§ **WHAT IS REQUIRED**:
Locate and copy all lines bearing the word "MINISTRY".

Data entries:
-- start --

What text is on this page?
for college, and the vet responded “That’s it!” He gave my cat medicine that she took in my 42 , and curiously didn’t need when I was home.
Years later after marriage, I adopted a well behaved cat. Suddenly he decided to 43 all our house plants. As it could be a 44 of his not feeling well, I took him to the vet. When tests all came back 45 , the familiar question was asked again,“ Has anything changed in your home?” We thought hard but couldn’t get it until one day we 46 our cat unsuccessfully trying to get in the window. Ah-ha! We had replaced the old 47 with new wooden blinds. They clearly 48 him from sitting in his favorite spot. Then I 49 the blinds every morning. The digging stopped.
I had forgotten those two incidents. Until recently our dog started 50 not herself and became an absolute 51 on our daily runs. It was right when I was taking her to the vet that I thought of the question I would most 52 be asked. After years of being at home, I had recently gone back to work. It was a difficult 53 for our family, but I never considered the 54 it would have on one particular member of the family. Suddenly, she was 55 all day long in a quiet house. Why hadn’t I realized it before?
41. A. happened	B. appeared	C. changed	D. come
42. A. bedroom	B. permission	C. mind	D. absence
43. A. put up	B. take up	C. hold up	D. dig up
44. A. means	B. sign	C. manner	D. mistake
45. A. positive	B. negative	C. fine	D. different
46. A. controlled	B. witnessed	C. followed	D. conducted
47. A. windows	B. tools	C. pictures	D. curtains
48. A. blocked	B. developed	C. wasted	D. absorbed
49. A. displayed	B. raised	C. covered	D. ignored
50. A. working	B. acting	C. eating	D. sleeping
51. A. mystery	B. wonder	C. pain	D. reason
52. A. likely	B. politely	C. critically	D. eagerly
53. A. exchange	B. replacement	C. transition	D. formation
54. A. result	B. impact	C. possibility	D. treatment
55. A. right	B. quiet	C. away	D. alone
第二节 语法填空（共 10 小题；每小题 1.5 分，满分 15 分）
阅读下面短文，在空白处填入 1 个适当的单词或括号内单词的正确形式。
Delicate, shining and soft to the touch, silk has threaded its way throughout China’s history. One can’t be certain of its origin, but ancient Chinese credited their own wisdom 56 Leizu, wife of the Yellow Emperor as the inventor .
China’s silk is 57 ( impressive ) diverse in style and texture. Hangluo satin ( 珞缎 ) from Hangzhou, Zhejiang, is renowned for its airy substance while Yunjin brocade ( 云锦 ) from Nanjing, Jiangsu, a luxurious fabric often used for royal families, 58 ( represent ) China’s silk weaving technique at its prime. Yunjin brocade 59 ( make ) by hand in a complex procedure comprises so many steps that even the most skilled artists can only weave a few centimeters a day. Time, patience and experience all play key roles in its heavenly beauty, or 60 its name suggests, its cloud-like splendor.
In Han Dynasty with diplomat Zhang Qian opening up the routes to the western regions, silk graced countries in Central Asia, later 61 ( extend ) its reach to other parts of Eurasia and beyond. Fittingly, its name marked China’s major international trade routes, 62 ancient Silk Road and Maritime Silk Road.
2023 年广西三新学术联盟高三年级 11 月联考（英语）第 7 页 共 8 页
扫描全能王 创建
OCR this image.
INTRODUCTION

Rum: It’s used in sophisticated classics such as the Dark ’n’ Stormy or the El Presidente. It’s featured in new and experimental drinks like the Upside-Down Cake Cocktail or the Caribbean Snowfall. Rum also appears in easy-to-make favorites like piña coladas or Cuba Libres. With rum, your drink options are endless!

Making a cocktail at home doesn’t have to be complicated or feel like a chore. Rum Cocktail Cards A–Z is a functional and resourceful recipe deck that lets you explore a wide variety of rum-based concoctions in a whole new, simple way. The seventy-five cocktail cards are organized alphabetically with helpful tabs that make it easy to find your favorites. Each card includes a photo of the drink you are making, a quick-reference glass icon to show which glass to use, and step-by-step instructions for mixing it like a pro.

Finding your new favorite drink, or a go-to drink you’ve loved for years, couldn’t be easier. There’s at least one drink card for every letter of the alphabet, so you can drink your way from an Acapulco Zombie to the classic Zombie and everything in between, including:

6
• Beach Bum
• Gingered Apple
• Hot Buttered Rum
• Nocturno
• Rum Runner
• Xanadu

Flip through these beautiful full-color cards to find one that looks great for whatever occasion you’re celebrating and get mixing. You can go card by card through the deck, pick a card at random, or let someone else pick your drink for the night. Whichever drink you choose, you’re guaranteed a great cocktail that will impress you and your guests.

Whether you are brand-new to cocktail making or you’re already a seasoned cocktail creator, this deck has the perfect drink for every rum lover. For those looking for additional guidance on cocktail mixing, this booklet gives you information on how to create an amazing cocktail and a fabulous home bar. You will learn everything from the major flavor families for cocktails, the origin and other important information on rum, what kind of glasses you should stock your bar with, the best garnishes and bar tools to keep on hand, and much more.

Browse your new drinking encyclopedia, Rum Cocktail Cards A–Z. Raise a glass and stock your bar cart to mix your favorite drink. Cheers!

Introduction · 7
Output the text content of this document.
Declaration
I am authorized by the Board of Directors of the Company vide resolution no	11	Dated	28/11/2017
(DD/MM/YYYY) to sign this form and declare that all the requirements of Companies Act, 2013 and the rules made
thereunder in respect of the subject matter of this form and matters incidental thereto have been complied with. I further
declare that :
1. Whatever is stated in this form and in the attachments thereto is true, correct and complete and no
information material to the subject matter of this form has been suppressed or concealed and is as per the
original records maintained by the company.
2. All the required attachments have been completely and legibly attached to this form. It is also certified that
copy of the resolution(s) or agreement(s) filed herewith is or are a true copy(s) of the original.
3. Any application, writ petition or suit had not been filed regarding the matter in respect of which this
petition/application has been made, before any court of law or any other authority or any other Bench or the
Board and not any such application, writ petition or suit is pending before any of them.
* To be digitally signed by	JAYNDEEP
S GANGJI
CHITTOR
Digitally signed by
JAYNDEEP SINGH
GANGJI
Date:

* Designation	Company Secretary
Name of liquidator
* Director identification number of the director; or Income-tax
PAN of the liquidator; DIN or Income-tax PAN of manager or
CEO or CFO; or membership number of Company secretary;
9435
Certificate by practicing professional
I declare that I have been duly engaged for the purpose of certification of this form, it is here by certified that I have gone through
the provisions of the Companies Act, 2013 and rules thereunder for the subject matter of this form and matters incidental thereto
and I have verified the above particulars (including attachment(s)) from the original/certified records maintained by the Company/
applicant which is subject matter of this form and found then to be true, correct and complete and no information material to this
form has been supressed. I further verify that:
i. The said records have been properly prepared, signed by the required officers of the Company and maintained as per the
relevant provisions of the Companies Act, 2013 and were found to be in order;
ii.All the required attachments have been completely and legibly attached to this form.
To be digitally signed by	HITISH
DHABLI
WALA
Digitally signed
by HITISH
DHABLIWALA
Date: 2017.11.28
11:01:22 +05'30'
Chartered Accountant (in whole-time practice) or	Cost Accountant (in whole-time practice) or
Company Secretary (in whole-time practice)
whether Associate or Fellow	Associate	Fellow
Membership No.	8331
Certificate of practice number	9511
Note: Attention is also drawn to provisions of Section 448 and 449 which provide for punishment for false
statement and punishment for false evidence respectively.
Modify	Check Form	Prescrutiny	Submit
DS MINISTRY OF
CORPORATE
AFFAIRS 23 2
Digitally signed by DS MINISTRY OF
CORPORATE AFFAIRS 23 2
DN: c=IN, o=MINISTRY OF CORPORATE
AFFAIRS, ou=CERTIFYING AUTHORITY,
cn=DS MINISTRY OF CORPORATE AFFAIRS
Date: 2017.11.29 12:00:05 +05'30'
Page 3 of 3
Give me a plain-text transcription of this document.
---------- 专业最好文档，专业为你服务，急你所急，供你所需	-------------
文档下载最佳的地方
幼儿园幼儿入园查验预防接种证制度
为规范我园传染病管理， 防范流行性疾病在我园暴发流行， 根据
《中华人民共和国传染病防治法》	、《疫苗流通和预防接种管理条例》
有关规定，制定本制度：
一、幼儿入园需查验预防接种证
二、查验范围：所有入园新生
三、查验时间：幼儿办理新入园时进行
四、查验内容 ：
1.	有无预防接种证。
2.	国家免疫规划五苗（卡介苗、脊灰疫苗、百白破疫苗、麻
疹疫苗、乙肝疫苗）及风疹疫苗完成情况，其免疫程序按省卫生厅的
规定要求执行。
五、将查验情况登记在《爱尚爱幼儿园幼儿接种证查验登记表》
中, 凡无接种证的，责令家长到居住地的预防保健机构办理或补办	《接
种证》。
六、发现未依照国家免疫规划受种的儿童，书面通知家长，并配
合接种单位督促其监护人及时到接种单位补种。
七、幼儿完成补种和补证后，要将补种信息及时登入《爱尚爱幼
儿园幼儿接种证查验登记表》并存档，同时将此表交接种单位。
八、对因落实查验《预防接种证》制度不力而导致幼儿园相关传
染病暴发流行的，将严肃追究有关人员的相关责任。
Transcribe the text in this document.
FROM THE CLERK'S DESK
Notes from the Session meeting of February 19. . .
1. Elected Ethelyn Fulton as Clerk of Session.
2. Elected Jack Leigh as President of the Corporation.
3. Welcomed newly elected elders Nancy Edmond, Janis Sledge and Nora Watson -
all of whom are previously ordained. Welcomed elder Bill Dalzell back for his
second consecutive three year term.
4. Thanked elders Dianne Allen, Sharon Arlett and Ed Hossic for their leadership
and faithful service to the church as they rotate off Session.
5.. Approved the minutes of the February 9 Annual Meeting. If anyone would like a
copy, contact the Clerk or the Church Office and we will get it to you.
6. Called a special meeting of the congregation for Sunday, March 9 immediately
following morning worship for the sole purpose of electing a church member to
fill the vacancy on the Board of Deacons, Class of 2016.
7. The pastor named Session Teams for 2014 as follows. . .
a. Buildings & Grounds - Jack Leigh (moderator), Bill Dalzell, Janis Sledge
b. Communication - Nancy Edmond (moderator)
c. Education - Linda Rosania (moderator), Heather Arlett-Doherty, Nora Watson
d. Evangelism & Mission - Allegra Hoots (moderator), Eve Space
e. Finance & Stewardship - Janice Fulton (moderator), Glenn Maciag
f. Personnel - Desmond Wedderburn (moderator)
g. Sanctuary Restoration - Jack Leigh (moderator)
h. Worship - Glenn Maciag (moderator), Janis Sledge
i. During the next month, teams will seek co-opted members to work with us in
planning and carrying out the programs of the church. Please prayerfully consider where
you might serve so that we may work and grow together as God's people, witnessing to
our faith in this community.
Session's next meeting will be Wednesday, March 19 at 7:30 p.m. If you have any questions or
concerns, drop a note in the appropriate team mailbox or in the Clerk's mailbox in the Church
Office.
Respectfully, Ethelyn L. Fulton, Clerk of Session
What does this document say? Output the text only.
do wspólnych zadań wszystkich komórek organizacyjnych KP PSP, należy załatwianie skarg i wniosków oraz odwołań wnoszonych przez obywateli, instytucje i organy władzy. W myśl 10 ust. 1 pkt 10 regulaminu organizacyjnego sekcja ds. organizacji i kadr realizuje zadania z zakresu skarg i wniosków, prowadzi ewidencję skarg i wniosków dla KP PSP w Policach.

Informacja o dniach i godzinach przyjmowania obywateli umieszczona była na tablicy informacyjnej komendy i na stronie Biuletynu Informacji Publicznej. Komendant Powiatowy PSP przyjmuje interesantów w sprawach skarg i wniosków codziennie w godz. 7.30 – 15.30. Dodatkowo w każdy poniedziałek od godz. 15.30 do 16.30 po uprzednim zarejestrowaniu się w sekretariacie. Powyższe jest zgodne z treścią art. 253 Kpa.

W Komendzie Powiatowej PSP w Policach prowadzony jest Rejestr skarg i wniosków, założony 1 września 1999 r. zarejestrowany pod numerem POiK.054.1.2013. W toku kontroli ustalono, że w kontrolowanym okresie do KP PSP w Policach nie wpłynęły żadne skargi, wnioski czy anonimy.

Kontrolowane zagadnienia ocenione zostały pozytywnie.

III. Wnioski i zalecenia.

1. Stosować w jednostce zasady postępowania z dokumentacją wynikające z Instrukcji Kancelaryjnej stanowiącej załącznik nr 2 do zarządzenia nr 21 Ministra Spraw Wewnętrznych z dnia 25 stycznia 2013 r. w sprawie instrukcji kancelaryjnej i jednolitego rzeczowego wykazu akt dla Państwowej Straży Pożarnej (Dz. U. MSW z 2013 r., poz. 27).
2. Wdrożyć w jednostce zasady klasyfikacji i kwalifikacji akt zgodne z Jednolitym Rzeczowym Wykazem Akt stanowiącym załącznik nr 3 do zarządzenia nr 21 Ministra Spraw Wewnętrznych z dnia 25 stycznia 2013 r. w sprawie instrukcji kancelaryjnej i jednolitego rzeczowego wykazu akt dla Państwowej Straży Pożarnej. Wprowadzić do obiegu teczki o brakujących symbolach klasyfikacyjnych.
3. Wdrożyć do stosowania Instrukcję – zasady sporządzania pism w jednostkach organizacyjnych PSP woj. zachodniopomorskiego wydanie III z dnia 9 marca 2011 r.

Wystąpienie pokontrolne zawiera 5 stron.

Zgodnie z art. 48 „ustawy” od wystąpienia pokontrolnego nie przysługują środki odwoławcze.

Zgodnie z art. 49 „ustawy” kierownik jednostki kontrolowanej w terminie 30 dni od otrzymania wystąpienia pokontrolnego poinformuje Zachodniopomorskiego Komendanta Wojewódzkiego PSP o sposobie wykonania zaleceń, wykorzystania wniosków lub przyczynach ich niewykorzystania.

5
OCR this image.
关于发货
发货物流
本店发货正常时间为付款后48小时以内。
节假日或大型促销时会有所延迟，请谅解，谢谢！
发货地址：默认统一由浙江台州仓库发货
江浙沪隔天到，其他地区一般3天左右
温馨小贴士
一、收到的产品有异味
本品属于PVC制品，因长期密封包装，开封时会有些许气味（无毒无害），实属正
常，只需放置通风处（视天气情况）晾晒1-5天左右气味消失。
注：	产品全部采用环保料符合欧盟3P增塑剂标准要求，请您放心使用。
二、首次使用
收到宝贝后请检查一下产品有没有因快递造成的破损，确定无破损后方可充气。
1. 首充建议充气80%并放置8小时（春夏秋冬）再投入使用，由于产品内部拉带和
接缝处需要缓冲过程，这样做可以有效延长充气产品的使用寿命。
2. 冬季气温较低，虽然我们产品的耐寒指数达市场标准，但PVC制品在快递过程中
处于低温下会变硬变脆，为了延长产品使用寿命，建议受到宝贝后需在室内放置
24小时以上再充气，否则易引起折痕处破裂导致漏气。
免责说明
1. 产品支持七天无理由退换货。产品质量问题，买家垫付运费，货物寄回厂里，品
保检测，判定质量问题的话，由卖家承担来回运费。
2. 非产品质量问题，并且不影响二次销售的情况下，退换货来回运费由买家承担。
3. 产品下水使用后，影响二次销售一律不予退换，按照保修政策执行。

-- end --

§ **RESULT OF THE EXERCISE**:
DS MINISTRY OF
Digitally signed by DS MINISTRY OF
DN: c=IN, o=MINISTRY OF CORPORATE
cn=DS MINISTRY OF CORPORATE AFFAIRS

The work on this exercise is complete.